>> Start Supplied records

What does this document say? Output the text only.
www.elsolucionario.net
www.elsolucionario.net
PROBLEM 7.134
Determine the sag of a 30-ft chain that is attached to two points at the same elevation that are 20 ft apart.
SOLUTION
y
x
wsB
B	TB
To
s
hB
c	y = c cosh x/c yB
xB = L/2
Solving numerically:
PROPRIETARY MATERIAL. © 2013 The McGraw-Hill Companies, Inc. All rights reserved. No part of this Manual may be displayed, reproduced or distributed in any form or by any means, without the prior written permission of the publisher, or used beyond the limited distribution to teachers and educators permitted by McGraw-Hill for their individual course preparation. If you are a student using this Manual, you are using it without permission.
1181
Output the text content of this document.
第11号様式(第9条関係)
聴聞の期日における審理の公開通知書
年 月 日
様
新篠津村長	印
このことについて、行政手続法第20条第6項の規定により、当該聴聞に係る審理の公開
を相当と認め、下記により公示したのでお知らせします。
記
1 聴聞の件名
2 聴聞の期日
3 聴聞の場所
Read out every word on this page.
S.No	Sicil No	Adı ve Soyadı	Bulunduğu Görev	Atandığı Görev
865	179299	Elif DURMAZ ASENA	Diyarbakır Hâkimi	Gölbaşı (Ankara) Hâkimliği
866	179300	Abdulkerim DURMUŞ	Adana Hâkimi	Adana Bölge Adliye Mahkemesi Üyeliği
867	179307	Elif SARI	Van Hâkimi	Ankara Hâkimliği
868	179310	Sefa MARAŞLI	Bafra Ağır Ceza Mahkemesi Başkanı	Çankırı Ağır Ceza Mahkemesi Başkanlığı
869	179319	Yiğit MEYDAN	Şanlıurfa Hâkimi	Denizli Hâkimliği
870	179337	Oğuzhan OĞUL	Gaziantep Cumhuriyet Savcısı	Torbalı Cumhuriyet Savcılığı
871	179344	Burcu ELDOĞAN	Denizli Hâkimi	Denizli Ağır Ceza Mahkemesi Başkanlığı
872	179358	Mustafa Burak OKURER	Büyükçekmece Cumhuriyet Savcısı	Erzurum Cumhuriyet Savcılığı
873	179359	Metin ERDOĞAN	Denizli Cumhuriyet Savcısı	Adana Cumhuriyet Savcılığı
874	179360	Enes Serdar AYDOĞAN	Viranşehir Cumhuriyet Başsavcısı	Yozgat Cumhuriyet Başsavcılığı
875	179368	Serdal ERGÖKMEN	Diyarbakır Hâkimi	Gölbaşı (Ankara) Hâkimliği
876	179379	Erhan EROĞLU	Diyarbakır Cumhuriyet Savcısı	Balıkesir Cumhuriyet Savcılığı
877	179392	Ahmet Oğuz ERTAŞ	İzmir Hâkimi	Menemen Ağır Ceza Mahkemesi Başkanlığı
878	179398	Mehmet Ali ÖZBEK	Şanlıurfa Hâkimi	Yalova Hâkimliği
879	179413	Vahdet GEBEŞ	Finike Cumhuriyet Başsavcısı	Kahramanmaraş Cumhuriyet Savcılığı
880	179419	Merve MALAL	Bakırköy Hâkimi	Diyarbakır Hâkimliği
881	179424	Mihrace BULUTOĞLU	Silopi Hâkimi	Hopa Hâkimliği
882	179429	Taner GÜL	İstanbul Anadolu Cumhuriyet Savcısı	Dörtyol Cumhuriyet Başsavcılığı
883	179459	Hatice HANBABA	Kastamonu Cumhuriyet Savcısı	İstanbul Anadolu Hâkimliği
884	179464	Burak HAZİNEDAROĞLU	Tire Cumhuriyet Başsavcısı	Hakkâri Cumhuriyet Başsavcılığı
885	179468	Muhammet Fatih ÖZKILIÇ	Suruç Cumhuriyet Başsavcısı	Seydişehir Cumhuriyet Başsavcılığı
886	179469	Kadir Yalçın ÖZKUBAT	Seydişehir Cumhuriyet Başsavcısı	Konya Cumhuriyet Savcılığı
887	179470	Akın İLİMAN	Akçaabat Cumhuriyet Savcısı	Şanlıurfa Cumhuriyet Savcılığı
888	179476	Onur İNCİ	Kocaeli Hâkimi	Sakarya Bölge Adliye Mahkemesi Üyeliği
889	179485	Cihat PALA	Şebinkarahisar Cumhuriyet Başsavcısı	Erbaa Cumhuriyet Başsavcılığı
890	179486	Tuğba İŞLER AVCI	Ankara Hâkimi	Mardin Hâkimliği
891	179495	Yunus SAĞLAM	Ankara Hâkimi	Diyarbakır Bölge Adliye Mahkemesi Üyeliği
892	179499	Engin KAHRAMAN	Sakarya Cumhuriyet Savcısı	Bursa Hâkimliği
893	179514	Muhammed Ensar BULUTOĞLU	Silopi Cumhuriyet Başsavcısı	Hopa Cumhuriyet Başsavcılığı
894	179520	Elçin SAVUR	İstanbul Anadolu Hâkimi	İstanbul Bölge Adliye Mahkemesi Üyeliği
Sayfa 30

>> End Supplied records

Problem statement: Repeat the material from above exactly, word for word.

Solution to this task:
What does this document say? Output the text only.
www.elsolucionario.net
www.elsolucionario.net
PROBLEM 7.134
Determine the sag of a 30-ft chain that is attached to two points at the same elevation that are 20 ft apart.
SOLUTION
y
x
wsB
B	TB
To
s
hB
c	y = c cosh x/c yB
xB = L/2
Solving numerically:
PROPRIETARY MATERIAL. © 2013 The McGraw-Hill Companies, Inc. All rights reserved. No part of this Manual may be displayed, reproduced or distributed in any form or by any means, without the prior written permission of the publisher, or used beyond the limited distribution to teachers and educators permitted by McGraw-Hill for their individual course preparation. If you are a student using this Manual, you are using it without permission.
1181
Output the text content of this document.
第11号様式(第9条関係)
聴聞の期日における審理の公開通知書
年 月 日
様
新篠津村長	印
このことについて、行政手続法第20条第6項の規定により、当該聴聞に係る審理の公開
を相当と認め、下記により公示したのでお知らせします。
記
1 聴聞の件名
2 聴聞の期日
3 聴聞の場所
Read out every word on this page.
S.No	Sicil No	Adı ve Soyadı	Bulunduğu Görev	Atandığı Görev
865	179299	Elif DURMAZ ASENA	Diyarbakır Hâkimi	Gölbaşı (Ankara) Hâkimliği
866	179300	Abdulkerim DURMUŞ	Adana Hâkimi	Adana Bölge Adliye Mahkemesi Üyeliği
867	179307	Elif SARI	Van Hâkimi	Ankara Hâkimliği
868	179310	Sefa MARAŞLI	Bafra Ağır Ceza Mahkemesi Başkanı	Çankırı Ağır Ceza Mahkemesi Başkanlığı
869	179319	Yiğit MEYDAN	Şanlıurfa Hâkimi	Denizli Hâkimliği
870	179337	Oğuzhan OĞUL	Gaziantep Cumhuriyet Savcısı	Torbalı Cumhuriyet Savcılığı
871	179344	Burcu ELDOĞAN	Denizli Hâkimi	Denizli Ağır Ceza Mahkemesi Başkanlığı
872	179358	Mustafa Burak OKURER	Büyükçekmece Cumhuriyet Savcısı	Erzurum Cumhuriyet Savcılığı
873	179359	Metin ERDOĞAN	Denizli Cumhuriyet Savcısı	Adana Cumhuriyet Savcılığı
874	179360	Enes Serdar AYDOĞAN	Viranşehir Cumhuriyet Başsavcısı	Yozgat Cumhuriyet Başsavcılığı
875	179368	Serdal ERGÖKMEN	Diyarbakır Hâkimi	Gölbaşı (Ankara) Hâkimliği
876	179379	Erhan EROĞLU	Diyarbakır Cumhuriyet Savcısı	Balıkesir Cumhuriyet Savcılığı
877	179392	Ahmet Oğuz ERTAŞ	İzmir Hâkimi	Menemen Ağır Ceza Mahkemesi Başkanlığı
878	179398	Mehmet Ali ÖZBEK	Şanlıurfa Hâkimi	Yalova Hâkimliği
879	179413	Vahdet GEBEŞ	Finike Cumhuriyet Başsavcısı	Kahramanmaraş Cumhuriyet Savcılığı
880	179419	Merve MALAL	Bakırköy Hâkimi	Diyarbakır Hâkimliği
881	179424	Mihrace BULUTOĞLU	Silopi Hâkimi	Hopa Hâkimliği
882	179429	Taner GÜL	İstanbul Anadolu Cumhuriyet Savcısı	Dörtyol Cumhuriyet Başsavcılığı
883	179459	Hatice HANBABA	Kastamonu Cumhuriyet Savcısı	İstanbul Anadolu Hâkimliği
884	179464	Burak HAZİNEDAROĞLU	Tire Cumhuriyet Başsavcısı	Hakkâri Cumhuriyet Başsavcılığı
885	179468	Muhammet Fatih ÖZKILIÇ	Suruç Cumhuriyet Başsavcısı	Seydişehir Cumhuriyet Başsavcılığı
886	179469	Kadir Yalçın ÖZKUBAT	Seydişehir Cumhuriyet Başsavcısı	Konya Cumhuriyet Savcılığı
887	179470	Akın İLİMAN	Akçaabat Cumhuriyet Savcısı	Şanlıurfa Cumhuriyet Savcılığı
888	179476	Onur İNCİ	Kocaeli Hâkimi	Sakarya Bölge Adliye Mahkemesi Üyeliği
889	179485	Cihat PALA	Şebinkarahisar Cumhuriyet Başsavcısı	Erbaa Cumhuriyet Başsavcılığı
890	179486	Tuğba İŞLER AVCI	Ankara Hâkimi	Mardin Hâkimliği
891	179495	Yunus SAĞLAM	Ankara Hâkimi	Diyarbakır Bölge Adliye Mahkemesi Üyeliği
892	179499	Engin KAHRAMAN	Sakarya Cumhuriyet Savcısı	Bursa Hâkimliği
893	179514	Muhammed Ensar BULUTOĞLU	Silopi Cumhuriyet Başsavcısı	Hopa Cumhuriyet Başsavcılığı
894	179520	Elçin SAVUR	İstanbul Anadolu Hâkimi	İstanbul Bölge Adliye Mahkemesi Üyeliği
Sayfa 30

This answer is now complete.